> **What to produce**: Identify all lines below that hold "this" and collect them.

> **Excerpted data**:
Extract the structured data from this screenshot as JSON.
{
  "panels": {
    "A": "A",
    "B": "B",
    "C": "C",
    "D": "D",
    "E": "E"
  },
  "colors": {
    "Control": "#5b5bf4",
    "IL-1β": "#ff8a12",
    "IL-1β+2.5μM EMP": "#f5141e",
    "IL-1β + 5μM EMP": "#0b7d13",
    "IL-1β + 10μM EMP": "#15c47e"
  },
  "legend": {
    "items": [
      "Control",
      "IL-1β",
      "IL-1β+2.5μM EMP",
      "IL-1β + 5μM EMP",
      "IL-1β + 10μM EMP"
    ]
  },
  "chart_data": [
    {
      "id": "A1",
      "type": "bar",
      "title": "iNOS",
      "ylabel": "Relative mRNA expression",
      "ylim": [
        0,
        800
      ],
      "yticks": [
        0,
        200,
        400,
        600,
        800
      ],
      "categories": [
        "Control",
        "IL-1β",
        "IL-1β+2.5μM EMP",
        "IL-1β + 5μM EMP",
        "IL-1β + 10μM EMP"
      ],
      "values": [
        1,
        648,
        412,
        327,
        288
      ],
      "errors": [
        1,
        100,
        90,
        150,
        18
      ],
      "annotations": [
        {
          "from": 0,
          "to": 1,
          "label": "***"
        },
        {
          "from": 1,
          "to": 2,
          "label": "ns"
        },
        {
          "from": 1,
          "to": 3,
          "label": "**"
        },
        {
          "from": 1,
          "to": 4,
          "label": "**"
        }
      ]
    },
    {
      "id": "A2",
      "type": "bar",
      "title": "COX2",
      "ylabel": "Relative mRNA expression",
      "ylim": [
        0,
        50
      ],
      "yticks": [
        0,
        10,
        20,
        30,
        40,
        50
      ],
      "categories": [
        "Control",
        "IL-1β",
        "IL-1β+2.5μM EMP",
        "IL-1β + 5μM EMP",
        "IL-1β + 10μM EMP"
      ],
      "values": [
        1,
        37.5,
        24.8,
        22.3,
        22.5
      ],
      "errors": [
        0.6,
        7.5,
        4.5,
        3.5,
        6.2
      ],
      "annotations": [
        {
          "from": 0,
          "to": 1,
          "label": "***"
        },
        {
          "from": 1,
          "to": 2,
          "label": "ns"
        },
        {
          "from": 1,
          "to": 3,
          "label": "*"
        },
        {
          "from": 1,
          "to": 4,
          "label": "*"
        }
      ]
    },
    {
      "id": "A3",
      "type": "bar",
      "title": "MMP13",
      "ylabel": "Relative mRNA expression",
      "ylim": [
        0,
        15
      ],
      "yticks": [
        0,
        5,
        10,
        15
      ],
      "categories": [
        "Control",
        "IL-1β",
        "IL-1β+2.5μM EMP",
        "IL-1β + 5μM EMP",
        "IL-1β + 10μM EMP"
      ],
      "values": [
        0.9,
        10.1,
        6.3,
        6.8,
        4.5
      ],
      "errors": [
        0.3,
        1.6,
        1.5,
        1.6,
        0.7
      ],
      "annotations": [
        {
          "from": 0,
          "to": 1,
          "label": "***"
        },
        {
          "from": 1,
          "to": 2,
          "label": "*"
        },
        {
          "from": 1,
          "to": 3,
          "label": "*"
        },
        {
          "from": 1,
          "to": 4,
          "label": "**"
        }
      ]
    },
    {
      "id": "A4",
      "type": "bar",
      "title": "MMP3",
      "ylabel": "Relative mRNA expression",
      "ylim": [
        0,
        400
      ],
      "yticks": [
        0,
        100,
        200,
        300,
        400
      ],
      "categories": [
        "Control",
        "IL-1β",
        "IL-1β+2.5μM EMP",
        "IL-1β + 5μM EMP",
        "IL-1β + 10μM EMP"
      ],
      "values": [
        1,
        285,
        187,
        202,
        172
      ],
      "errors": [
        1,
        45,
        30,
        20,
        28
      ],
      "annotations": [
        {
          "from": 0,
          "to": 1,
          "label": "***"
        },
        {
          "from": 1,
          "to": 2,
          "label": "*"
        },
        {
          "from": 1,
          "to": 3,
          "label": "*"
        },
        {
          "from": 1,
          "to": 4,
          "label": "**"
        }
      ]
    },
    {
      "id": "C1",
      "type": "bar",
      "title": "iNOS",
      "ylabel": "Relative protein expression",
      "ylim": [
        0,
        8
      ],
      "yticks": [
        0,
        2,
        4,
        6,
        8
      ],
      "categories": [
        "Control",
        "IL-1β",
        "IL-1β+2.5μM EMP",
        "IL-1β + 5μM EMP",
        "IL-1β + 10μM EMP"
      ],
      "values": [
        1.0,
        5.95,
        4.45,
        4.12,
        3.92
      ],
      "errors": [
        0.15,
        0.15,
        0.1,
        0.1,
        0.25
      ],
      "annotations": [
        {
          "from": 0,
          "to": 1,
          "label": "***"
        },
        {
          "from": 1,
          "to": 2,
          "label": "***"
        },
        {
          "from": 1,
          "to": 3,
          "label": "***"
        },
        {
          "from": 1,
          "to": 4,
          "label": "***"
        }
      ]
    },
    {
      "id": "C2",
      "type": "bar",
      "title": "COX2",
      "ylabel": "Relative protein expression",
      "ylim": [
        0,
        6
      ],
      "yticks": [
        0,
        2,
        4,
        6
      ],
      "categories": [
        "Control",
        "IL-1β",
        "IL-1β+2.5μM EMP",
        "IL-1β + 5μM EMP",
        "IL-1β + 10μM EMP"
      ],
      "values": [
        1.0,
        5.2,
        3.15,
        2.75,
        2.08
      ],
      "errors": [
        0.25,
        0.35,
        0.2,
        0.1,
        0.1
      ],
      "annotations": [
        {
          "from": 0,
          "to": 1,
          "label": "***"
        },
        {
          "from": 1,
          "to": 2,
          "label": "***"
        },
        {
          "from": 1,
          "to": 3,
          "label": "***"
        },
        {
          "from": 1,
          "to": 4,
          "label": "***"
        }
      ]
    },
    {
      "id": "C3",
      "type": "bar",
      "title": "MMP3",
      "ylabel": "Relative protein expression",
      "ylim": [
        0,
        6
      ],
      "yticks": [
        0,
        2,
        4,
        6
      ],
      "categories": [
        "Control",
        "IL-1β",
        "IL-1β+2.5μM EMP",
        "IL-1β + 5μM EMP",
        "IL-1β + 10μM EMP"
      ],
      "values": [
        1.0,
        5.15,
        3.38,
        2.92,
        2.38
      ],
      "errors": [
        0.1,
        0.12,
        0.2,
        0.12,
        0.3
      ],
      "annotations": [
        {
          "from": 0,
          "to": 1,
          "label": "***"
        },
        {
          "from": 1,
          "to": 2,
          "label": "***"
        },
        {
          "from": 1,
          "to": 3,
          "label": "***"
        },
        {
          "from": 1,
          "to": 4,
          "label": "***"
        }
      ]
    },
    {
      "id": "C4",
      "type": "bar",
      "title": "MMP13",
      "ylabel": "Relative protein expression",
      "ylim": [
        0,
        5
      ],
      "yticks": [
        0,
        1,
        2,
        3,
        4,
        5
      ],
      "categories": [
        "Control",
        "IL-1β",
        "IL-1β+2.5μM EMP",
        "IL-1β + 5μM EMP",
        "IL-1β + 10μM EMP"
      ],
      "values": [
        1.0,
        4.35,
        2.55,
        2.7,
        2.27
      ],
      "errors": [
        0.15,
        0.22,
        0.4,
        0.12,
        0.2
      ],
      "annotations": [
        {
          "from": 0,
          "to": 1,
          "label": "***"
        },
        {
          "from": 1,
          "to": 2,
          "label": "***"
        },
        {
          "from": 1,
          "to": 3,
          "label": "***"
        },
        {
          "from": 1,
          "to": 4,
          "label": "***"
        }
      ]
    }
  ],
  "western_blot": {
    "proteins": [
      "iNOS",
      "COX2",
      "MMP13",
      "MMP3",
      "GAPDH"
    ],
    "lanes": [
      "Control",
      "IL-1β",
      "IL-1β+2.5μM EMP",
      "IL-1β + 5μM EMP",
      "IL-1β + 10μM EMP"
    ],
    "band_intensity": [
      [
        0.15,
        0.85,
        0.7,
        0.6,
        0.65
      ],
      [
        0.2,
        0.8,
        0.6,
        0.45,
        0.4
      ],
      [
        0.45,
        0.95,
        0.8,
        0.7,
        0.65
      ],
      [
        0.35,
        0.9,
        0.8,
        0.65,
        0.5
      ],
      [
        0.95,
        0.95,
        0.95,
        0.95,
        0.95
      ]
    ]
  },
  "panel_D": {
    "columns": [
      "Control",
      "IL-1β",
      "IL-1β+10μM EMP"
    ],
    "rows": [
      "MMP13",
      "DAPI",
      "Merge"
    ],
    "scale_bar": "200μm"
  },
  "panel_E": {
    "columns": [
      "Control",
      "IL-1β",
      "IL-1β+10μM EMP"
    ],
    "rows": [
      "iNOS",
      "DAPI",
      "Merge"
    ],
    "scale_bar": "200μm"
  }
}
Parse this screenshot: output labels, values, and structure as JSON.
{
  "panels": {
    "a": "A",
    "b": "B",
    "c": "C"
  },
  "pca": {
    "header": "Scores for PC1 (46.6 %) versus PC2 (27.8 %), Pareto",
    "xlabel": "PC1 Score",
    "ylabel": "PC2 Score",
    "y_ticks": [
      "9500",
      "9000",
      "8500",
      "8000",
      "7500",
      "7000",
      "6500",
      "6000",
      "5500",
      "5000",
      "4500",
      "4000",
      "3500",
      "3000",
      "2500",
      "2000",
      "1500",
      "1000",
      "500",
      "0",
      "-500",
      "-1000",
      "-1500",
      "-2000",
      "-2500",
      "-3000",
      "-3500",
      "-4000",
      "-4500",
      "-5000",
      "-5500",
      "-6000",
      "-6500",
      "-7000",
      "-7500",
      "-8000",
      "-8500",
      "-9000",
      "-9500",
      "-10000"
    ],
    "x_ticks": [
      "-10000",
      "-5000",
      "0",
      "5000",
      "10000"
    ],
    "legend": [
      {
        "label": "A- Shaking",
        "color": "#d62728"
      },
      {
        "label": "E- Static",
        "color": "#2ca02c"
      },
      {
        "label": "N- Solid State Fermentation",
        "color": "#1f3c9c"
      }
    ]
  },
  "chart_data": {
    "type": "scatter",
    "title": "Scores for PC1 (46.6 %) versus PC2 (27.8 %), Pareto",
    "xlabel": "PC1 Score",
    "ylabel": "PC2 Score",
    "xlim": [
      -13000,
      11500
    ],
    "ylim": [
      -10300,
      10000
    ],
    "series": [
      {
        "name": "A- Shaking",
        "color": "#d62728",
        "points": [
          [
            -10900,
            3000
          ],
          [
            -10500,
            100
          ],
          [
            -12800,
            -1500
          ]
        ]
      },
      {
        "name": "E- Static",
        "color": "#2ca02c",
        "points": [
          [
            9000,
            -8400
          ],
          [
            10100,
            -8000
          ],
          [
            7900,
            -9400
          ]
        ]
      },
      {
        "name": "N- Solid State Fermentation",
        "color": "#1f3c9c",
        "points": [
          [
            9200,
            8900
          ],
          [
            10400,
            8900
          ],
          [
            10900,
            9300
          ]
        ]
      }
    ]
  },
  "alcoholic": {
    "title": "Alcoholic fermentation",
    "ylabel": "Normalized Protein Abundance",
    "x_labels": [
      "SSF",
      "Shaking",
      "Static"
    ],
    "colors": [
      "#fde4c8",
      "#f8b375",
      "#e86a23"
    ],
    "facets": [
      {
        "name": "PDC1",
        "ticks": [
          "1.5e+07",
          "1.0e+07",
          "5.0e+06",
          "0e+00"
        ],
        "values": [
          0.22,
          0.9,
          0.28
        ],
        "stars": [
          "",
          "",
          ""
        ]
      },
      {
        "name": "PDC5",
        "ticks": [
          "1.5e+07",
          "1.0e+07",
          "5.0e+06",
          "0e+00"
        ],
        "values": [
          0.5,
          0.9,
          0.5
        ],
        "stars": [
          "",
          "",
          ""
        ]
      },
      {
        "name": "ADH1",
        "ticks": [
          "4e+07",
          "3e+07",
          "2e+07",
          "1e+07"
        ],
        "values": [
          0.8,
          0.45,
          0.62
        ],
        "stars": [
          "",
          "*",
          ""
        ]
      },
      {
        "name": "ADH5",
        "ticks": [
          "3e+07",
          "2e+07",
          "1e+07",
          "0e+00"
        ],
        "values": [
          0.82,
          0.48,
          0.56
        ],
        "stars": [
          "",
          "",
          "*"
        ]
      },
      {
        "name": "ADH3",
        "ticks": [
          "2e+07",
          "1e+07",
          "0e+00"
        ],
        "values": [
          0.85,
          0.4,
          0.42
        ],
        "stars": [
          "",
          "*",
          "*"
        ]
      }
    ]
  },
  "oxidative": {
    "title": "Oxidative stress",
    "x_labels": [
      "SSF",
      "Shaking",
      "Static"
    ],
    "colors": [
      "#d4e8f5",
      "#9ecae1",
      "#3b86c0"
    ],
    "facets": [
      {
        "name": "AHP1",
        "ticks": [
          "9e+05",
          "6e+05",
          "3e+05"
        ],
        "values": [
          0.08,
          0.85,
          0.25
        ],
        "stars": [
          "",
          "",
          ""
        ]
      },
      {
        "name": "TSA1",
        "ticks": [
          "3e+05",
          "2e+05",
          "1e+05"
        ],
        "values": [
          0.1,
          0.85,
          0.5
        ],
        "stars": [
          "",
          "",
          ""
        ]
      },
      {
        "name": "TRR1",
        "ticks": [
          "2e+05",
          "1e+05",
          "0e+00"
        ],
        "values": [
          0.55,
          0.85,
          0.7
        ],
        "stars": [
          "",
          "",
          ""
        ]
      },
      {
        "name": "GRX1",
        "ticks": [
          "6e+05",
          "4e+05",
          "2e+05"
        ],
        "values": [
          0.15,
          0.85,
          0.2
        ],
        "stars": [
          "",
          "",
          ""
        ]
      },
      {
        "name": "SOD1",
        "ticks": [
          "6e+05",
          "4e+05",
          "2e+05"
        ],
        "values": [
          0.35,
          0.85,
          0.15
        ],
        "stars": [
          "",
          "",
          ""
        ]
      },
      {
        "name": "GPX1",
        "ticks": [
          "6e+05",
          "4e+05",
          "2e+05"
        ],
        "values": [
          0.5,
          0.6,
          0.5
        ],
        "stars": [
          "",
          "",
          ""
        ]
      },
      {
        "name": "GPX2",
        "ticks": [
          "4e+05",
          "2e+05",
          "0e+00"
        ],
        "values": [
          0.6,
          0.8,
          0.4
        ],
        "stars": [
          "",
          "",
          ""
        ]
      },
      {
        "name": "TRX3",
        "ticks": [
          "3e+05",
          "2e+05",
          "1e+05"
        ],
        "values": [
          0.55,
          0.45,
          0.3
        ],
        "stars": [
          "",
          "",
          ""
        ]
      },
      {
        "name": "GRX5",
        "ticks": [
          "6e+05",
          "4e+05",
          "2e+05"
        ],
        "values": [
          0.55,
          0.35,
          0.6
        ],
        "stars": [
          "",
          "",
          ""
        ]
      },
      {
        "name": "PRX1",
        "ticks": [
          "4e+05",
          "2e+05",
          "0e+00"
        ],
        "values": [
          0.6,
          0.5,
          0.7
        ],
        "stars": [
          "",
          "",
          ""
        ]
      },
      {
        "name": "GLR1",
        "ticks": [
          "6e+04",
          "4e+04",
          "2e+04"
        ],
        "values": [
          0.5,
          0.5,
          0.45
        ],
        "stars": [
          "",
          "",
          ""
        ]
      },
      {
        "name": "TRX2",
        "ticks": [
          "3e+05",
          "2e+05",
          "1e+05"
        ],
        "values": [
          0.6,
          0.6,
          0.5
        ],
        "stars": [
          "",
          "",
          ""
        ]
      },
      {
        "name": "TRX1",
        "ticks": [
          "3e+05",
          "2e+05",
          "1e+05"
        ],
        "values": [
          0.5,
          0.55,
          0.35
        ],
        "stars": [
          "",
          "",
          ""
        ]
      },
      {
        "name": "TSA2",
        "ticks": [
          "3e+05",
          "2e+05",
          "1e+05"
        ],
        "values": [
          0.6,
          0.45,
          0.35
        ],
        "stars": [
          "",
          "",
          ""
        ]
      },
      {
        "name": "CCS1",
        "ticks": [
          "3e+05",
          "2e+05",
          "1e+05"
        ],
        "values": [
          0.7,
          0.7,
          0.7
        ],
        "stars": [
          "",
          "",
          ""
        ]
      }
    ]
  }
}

> **Exercise answer**:
Extract the structured data from this screenshot as JSON.
Parse this screenshot: output labels, values, and structure as JSON.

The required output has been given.